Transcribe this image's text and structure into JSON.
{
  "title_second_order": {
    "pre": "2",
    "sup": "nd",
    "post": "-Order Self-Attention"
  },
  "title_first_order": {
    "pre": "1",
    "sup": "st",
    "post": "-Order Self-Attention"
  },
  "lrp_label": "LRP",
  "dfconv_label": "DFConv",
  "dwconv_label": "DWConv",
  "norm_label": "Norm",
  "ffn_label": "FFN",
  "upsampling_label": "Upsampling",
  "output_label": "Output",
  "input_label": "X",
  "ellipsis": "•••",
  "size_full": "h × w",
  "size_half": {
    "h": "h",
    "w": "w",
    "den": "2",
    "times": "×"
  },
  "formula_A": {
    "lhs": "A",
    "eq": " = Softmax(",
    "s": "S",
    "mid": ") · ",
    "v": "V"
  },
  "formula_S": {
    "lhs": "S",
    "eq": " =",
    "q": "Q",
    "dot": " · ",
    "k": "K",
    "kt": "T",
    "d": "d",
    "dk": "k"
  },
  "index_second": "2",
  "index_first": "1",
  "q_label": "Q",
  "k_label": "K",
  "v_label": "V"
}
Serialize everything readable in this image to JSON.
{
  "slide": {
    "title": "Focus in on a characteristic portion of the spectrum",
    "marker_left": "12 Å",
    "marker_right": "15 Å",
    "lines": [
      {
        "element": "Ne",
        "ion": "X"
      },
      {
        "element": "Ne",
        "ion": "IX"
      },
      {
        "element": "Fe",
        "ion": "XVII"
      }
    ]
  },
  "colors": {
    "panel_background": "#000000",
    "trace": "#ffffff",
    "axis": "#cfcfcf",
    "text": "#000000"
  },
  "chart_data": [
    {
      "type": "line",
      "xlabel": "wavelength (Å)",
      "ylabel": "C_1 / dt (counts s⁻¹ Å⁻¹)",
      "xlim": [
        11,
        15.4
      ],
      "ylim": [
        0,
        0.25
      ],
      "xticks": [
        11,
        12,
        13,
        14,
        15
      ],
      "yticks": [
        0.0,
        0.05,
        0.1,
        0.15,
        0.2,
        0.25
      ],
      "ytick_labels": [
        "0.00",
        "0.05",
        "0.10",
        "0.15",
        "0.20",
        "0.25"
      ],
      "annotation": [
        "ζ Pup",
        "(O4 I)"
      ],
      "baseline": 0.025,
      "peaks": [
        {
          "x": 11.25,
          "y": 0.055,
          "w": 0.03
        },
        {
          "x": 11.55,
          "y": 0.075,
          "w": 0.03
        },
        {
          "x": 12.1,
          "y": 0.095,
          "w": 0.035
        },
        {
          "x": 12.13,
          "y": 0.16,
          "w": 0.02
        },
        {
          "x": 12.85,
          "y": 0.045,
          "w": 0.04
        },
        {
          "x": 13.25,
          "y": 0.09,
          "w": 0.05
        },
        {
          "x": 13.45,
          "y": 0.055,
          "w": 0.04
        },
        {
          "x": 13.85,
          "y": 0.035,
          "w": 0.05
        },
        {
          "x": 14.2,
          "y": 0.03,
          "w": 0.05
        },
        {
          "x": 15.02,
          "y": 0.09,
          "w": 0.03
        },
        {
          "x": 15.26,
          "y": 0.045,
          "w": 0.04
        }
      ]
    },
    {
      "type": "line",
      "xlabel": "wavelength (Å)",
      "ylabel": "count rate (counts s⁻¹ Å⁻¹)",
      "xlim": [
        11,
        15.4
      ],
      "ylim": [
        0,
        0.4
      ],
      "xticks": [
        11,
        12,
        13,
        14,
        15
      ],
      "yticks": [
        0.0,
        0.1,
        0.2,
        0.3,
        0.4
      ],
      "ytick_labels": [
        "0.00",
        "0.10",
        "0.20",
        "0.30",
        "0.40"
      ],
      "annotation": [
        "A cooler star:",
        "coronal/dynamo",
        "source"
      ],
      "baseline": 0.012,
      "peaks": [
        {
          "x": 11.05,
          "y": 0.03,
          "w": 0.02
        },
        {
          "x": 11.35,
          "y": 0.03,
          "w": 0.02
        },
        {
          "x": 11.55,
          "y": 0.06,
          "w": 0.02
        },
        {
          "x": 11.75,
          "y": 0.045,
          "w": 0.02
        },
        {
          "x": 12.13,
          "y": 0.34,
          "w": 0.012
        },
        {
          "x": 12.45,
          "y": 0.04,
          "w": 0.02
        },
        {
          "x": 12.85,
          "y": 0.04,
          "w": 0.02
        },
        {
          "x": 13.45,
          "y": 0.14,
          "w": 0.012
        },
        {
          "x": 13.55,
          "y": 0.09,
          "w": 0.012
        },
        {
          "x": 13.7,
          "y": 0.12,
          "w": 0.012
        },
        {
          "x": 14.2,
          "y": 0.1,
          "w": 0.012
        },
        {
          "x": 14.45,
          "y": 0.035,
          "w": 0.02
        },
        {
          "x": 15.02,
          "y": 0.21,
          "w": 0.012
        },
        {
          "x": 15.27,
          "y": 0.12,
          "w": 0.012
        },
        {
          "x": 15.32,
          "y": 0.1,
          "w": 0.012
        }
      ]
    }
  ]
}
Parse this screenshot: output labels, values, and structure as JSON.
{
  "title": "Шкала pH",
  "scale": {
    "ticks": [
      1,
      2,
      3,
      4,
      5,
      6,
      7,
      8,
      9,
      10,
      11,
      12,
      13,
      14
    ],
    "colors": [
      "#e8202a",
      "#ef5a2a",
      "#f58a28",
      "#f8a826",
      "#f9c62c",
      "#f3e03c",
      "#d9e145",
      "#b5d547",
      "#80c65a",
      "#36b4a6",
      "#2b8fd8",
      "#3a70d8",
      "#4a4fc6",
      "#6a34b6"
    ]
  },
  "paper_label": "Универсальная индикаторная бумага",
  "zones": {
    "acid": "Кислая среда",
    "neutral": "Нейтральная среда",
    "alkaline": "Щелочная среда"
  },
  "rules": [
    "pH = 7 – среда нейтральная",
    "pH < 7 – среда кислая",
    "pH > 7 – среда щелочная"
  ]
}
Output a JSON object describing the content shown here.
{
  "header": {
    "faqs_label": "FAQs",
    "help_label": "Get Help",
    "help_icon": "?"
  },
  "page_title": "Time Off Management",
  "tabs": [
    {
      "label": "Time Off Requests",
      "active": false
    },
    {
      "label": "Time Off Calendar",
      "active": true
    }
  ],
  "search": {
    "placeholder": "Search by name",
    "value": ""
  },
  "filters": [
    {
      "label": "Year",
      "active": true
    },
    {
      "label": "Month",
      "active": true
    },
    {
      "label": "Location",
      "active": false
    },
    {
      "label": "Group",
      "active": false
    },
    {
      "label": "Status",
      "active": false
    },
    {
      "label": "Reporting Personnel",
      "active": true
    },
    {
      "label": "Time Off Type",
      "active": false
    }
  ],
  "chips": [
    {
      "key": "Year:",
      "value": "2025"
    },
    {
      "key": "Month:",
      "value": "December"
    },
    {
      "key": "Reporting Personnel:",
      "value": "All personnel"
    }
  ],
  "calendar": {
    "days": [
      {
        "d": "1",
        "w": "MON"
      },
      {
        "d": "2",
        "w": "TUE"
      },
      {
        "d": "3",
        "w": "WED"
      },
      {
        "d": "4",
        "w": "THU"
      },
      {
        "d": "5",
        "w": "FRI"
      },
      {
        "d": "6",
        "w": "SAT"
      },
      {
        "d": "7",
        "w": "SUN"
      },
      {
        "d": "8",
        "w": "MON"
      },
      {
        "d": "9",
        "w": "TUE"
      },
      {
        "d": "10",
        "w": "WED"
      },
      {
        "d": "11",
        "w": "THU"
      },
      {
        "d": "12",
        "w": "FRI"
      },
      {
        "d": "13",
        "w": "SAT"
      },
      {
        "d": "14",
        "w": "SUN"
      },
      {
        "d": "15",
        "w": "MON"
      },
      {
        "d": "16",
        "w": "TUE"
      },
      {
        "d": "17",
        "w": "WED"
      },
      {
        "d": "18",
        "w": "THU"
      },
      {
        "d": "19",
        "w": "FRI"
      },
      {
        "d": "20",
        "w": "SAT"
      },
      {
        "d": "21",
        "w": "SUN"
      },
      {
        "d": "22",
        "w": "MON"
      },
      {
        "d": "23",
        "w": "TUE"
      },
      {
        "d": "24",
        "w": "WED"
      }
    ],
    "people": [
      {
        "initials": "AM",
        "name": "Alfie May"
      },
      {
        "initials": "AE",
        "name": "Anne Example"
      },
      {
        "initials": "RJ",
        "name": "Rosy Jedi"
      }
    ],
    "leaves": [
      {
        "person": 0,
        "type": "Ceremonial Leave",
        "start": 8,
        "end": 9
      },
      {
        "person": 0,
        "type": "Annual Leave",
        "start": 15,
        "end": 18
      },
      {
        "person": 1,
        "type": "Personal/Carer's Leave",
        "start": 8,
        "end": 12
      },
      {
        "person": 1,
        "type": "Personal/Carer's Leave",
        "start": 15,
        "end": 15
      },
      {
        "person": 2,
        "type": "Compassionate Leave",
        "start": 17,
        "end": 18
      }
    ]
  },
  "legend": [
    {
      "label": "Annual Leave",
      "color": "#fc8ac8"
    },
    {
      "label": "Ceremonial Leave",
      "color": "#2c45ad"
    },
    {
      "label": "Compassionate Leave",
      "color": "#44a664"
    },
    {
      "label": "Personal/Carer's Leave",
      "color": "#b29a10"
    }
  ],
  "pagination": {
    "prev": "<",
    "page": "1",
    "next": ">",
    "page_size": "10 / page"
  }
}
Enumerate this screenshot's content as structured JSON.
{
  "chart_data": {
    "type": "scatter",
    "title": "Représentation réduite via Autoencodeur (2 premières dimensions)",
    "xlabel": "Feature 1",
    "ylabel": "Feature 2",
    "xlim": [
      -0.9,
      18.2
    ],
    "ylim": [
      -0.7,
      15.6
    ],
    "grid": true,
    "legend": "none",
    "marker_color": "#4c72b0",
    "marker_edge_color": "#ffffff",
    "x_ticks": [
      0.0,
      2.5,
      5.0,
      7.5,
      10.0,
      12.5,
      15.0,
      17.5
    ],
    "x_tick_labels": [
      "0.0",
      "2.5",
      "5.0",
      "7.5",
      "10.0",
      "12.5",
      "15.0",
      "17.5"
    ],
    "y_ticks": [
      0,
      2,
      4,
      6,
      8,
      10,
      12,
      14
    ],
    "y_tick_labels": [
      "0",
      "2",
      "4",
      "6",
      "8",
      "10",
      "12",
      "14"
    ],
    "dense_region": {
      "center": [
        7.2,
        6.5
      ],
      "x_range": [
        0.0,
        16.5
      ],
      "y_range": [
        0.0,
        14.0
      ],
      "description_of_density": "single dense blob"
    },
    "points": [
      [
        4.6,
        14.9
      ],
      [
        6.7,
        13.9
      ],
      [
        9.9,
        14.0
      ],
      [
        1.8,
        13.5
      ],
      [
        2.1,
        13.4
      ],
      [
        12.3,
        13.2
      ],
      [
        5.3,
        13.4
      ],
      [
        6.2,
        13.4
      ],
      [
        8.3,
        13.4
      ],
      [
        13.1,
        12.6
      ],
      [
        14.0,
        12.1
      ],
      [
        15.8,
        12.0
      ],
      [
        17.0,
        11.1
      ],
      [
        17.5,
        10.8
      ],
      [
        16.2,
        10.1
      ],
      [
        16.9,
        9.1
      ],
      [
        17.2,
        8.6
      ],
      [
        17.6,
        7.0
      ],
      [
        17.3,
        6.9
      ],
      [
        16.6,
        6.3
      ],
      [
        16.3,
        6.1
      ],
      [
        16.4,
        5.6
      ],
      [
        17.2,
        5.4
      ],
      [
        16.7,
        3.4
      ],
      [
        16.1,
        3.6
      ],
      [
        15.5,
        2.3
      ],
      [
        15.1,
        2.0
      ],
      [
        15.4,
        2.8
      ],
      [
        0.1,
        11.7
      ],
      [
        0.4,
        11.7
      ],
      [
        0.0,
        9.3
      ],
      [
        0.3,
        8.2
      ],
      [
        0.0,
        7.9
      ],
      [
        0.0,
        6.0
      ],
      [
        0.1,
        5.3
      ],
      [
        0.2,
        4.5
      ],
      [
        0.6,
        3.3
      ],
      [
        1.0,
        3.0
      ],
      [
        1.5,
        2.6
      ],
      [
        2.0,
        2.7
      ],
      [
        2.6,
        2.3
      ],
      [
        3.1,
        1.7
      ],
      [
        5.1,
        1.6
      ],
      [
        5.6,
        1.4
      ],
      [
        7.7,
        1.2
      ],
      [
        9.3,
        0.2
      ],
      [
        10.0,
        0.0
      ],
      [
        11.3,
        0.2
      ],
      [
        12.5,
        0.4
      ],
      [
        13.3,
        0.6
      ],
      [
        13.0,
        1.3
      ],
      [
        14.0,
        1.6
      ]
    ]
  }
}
═══
WHAT TO DO: Pull out every line above that holds the word "ffffff".

RESULT OF THE TASK:
    "trace": "#ffffff",
    "marker_edge_color": "#ffffff",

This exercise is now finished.